RECORD EXTRACTS:
○ ○ ○
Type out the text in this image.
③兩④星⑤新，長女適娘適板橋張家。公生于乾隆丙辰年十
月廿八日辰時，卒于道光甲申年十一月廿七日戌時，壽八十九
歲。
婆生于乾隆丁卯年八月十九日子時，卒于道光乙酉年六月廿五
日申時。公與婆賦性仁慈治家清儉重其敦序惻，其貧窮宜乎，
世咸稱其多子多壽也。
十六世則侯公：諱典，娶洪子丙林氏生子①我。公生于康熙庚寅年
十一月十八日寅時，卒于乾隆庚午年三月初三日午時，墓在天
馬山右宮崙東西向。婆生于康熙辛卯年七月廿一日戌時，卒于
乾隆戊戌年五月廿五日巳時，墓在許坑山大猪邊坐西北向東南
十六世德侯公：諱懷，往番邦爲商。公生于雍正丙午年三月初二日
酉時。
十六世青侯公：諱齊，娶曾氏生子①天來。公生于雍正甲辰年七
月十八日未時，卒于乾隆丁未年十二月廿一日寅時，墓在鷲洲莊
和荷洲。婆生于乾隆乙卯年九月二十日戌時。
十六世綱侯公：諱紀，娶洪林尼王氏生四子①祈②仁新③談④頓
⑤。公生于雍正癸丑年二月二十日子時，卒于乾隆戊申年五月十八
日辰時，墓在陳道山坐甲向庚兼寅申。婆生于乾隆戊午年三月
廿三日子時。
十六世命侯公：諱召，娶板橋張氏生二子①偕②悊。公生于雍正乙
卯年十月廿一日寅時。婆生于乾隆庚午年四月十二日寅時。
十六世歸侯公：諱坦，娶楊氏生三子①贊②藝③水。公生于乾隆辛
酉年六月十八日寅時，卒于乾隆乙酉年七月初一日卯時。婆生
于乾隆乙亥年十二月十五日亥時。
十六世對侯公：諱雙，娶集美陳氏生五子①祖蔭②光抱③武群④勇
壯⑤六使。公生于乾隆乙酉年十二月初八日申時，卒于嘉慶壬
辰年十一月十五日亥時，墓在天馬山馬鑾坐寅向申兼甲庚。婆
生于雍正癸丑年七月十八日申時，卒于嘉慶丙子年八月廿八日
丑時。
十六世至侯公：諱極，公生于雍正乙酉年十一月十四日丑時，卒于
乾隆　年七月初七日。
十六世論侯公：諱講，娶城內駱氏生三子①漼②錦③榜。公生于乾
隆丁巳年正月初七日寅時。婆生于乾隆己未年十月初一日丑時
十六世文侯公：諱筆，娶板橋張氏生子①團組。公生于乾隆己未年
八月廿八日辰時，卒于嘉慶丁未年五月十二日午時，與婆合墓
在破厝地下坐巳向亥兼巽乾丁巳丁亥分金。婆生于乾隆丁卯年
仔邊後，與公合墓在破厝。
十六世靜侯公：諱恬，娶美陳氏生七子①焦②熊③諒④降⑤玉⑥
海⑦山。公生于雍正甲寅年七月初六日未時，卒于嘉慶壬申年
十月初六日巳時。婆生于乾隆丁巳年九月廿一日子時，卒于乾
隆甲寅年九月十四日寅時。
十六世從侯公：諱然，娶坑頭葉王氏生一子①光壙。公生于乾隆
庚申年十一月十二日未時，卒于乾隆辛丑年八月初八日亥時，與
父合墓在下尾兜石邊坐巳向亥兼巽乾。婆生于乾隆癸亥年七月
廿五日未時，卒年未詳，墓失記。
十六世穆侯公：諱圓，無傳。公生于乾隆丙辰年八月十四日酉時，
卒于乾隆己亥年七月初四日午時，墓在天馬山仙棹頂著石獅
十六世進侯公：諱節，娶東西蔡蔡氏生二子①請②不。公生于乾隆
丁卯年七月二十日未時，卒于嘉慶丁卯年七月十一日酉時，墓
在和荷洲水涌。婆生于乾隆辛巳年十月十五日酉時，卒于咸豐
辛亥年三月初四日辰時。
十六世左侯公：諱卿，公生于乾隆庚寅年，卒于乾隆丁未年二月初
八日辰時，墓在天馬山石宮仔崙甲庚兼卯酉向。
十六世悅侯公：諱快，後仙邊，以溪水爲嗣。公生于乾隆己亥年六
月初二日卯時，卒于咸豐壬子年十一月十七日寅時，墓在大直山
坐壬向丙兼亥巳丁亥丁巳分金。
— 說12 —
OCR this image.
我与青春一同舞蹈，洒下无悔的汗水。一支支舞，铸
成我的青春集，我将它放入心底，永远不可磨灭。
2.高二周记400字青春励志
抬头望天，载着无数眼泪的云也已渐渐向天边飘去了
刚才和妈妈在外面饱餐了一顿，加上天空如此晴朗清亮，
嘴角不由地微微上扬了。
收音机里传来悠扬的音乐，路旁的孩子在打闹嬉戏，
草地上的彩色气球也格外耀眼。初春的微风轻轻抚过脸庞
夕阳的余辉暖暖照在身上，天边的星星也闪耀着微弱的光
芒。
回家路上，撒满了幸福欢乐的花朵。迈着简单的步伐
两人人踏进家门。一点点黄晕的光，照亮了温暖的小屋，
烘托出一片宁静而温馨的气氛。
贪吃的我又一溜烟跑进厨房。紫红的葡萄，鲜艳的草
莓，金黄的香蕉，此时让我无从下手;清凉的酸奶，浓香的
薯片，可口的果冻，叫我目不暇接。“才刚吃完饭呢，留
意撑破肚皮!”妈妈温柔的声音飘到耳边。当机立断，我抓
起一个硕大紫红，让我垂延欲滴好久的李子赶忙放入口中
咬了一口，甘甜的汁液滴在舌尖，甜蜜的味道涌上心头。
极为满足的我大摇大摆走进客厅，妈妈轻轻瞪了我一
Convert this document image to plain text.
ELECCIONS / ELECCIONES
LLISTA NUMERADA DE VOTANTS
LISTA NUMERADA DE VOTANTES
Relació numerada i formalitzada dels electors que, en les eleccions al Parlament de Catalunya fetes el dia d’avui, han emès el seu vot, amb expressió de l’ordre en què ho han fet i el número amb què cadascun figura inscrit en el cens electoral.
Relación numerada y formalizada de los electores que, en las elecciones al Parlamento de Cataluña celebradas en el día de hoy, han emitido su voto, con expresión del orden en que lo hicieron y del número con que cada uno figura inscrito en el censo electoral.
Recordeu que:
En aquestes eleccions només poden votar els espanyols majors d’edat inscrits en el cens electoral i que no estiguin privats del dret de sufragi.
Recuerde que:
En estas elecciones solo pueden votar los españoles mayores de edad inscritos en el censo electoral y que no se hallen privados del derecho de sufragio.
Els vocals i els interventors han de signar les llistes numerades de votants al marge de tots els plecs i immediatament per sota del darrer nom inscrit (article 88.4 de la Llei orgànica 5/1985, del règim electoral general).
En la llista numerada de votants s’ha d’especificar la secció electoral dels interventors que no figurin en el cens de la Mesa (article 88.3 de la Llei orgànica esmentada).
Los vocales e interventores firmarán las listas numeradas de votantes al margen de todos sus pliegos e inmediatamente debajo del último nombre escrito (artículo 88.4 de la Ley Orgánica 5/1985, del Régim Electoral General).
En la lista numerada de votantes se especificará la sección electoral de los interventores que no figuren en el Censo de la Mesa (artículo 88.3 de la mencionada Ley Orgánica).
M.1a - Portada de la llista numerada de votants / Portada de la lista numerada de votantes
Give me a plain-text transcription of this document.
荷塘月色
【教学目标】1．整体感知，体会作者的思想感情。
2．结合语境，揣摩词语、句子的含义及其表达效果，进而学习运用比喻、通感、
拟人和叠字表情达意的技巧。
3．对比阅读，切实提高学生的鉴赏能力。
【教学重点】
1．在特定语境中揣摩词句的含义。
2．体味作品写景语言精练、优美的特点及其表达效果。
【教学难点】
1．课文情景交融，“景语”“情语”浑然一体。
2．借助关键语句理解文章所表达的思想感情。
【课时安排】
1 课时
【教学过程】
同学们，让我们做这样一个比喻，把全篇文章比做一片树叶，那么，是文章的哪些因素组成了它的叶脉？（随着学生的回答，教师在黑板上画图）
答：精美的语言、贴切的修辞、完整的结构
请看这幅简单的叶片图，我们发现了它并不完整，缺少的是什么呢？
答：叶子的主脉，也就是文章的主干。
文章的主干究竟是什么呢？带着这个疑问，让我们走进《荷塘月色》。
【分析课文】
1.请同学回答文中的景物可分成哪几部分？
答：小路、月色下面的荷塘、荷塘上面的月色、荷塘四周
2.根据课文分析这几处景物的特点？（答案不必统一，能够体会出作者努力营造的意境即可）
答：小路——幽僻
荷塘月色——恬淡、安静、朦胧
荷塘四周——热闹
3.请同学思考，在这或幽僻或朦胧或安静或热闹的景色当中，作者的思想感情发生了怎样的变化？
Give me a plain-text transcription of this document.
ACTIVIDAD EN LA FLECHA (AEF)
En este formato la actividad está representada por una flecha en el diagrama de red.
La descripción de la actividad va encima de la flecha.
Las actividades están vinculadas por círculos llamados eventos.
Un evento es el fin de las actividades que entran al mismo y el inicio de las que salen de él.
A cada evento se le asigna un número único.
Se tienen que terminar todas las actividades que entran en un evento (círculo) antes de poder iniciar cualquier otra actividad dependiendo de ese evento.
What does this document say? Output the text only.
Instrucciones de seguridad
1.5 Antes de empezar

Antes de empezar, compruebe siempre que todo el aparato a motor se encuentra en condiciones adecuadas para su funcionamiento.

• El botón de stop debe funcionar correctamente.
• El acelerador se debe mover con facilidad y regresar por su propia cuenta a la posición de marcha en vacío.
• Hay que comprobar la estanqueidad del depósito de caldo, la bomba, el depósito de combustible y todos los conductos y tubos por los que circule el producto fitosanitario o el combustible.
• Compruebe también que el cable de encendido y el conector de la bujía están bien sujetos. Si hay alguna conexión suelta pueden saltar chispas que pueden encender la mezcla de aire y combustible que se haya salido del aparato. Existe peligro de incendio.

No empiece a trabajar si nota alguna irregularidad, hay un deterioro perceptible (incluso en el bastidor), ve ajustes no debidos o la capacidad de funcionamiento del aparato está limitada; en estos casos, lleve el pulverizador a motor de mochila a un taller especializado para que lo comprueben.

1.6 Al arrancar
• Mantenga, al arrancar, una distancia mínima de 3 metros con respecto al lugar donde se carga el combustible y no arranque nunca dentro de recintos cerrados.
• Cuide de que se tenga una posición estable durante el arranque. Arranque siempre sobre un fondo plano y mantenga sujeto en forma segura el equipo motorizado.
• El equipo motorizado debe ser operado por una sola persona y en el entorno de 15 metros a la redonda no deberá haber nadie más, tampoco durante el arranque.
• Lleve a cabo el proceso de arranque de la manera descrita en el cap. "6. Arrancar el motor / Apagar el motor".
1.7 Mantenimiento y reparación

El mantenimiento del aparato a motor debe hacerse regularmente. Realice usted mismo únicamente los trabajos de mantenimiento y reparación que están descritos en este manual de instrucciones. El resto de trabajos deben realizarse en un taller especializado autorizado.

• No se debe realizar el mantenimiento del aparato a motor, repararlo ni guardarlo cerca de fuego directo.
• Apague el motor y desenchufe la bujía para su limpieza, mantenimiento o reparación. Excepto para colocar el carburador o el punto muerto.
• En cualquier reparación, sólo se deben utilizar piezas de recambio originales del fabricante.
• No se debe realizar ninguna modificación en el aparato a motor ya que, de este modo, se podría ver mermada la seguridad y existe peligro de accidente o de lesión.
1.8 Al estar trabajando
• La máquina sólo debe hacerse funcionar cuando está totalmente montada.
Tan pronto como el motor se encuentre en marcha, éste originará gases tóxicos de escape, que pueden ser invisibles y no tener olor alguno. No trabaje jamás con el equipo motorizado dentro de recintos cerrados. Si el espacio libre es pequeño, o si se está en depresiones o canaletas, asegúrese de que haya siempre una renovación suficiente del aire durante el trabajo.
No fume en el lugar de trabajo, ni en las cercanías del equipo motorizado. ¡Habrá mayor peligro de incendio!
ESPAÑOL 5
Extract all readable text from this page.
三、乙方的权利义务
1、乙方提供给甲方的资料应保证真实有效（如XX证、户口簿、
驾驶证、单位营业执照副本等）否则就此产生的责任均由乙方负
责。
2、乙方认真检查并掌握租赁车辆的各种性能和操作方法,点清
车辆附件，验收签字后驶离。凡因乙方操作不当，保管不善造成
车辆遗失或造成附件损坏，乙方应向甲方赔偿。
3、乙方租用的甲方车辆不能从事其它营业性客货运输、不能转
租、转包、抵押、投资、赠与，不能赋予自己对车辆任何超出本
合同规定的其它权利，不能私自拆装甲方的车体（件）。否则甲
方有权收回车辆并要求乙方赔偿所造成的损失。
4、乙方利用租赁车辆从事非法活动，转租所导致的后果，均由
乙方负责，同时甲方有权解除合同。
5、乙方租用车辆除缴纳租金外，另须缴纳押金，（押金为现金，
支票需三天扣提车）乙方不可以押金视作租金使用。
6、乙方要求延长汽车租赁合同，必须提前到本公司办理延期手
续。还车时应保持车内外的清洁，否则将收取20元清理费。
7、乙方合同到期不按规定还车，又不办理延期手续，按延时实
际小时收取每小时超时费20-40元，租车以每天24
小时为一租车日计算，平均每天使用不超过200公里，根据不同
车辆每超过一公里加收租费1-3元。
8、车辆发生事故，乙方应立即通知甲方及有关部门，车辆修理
○ ○ ○
WRITTEN EXERCISE: Check every line for "seguridad" and show the ones that have it.

THE REPLY:
Instrucciones de seguridad
• No se debe realizar ninguna modificación en el aparato a motor ya que, de este modo, se podría ver mermada la seguridad y existe peligro de accidente o de lesión.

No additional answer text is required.